— START OF DATASET RECORDS —

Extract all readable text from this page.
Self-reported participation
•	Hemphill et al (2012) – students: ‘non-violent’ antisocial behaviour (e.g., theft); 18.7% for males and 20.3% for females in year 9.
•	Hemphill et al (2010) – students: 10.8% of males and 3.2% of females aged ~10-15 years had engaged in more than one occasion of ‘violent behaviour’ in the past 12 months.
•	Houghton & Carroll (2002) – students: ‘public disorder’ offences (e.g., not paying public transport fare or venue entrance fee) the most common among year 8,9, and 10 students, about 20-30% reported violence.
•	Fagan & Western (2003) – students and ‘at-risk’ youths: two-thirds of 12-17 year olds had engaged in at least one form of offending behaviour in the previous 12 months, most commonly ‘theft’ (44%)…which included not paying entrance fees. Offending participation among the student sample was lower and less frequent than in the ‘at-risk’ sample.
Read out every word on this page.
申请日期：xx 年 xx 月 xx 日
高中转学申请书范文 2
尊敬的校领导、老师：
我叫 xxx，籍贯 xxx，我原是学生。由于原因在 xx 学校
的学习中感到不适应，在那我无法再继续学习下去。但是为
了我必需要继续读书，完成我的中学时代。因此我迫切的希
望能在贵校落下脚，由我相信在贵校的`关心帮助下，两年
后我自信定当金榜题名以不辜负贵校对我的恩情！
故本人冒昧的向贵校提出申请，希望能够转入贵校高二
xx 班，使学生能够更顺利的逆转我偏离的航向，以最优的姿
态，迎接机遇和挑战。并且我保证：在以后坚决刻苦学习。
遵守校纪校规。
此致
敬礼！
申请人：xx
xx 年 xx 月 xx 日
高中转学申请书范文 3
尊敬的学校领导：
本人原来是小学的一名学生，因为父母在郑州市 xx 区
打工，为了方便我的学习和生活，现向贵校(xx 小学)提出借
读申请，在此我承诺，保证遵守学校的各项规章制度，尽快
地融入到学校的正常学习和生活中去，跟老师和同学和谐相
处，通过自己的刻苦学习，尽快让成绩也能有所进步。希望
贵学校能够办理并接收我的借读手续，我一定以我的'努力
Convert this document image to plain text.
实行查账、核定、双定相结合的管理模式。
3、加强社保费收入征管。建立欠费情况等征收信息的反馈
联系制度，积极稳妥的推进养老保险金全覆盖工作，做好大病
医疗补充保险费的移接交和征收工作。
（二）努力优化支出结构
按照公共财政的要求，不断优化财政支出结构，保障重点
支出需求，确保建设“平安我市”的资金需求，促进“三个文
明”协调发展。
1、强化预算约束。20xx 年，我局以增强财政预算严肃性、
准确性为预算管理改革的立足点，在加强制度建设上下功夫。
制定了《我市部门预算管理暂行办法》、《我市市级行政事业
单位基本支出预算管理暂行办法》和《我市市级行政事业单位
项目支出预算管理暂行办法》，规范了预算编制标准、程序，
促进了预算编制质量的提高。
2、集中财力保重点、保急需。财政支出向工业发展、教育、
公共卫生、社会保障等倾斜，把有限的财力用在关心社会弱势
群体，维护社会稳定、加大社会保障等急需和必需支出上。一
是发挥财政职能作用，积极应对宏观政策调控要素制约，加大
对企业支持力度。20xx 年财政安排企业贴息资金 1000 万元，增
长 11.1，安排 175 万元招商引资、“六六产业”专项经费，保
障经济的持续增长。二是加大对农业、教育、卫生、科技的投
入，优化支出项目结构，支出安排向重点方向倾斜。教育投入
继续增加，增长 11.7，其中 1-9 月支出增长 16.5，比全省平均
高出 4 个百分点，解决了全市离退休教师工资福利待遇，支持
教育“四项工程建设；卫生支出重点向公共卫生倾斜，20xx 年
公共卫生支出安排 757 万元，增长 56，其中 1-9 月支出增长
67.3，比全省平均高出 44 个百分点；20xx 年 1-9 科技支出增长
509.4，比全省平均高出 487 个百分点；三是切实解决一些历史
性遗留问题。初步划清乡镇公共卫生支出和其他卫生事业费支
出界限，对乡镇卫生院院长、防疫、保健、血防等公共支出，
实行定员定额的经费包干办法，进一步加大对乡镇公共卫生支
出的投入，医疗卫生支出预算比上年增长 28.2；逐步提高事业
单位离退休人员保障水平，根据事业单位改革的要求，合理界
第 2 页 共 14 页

— END OF DATASET RECORDS —

Look through the records and count each line that holds "this". Write only the total.

> SOLUTION
3